Records from a data collection
>> Start
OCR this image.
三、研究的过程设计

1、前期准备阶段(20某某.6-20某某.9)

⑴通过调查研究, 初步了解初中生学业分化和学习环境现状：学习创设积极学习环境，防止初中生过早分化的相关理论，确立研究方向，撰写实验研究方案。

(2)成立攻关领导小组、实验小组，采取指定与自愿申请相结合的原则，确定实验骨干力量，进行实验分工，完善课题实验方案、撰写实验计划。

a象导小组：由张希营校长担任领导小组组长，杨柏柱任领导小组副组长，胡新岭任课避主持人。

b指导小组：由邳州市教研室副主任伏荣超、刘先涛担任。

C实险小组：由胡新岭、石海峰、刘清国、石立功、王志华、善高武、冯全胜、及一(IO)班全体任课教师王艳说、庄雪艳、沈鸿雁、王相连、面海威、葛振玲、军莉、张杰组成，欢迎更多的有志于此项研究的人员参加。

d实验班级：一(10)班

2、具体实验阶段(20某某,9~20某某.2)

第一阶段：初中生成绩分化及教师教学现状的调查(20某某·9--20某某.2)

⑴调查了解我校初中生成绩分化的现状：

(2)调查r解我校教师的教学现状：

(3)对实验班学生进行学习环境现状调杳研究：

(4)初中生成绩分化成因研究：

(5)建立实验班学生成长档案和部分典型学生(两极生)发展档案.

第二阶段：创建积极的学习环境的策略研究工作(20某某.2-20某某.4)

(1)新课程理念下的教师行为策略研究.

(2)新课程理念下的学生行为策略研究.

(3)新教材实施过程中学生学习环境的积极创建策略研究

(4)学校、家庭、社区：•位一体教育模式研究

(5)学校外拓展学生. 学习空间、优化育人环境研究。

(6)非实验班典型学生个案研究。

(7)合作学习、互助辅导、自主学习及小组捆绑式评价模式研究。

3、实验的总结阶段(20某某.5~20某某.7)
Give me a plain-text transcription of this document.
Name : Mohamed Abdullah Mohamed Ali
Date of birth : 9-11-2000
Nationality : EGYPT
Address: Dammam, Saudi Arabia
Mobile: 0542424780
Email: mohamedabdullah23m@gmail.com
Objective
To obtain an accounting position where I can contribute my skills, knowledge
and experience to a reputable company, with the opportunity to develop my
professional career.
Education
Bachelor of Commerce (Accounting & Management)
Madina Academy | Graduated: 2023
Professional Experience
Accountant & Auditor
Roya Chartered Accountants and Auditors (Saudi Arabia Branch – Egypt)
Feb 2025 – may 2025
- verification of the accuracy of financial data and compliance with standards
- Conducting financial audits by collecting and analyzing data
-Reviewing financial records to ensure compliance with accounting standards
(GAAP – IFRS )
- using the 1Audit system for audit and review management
>> End
TASK DIRECTIONS: Exactly reproduce all of the entries.

RESULT OF THE TASK:
OCR this image.
三、研究的过程设计

1、前期准备阶段(20某某.6-20某某.9)

⑴通过调查研究, 初步了解初中生学业分化和学习环境现状：学习创设积极学习环境，防止初中生过早分化的相关理论，确立研究方向，撰写实验研究方案。

(2)成立攻关领导小组、实验小组，采取指定与自愿申请相结合的原则，确定实验骨干力量，进行实验分工，完善课题实验方案、撰写实验计划。

a象导小组：由张希营校长担任领导小组组长，杨柏柱任领导小组副组长，胡新岭任课避主持人。

b指导小组：由邳州市教研室副主任伏荣超、刘先涛担任。

C实险小组：由胡新岭、石海峰、刘清国、石立功、王志华、善高武、冯全胜、及一(IO)班全体任课教师王艳说、庄雪艳、沈鸿雁、王相连、面海威、葛振玲、军莉、张杰组成，欢迎更多的有志于此项研究的人员参加。

d实验班级：一(10)班

2、具体实验阶段(20某某,9~20某某.2)

第一阶段：初中生成绩分化及教师教学现状的调查(20某某·9--20某某.2)

⑴调查了解我校初中生成绩分化的现状：

(2)调查r解我校教师的教学现状：

(3)对实验班学生进行学习环境现状调杳研究：

(4)初中生成绩分化成因研究：

(5)建立实验班学生成长档案和部分典型学生(两极生)发展档案.

第二阶段：创建积极的学习环境的策略研究工作(20某某.2-20某某.4)

(1)新课程理念下的教师行为策略研究.

(2)新课程理念下的学生行为策略研究.

(3)新教材实施过程中学生学习环境的积极创建策略研究

(4)学校、家庭、社区：•位一体教育模式研究

(5)学校外拓展学生. 学习空间、优化育人环境研究。

(6)非实验班典型学生个案研究。

(7)合作学习、互助辅导、自主学习及小组捆绑式评价模式研究。

3、实验的总结阶段(20某某.5~20某某.7)
Give me a plain-text transcription of this document.
Name : Mohamed Abdullah Mohamed Ali
Date of birth : 9-11-2000
Nationality : EGYPT
Address: Dammam, Saudi Arabia
Mobile: 0542424780
Email: mohamedabdullah23m@gmail.com
Objective
To obtain an accounting position where I can contribute my skills, knowledge
and experience to a reputable company, with the opportunity to develop my
professional career.
Education
Bachelor of Commerce (Accounting & Management)
Madina Academy | Graduated: 2023
Professional Experience
Accountant & Auditor
Roya Chartered Accountants and Auditors (Saudi Arabia Branch – Egypt)
Feb 2025 – may 2025
- verification of the accuracy of financial data and compliance with standards
- Conducting financial audits by collecting and analyzing data
-Reviewing financial records to ensure compliance with accounting standards
(GAAP – IFRS )
- using the 1Audit system for audit and review management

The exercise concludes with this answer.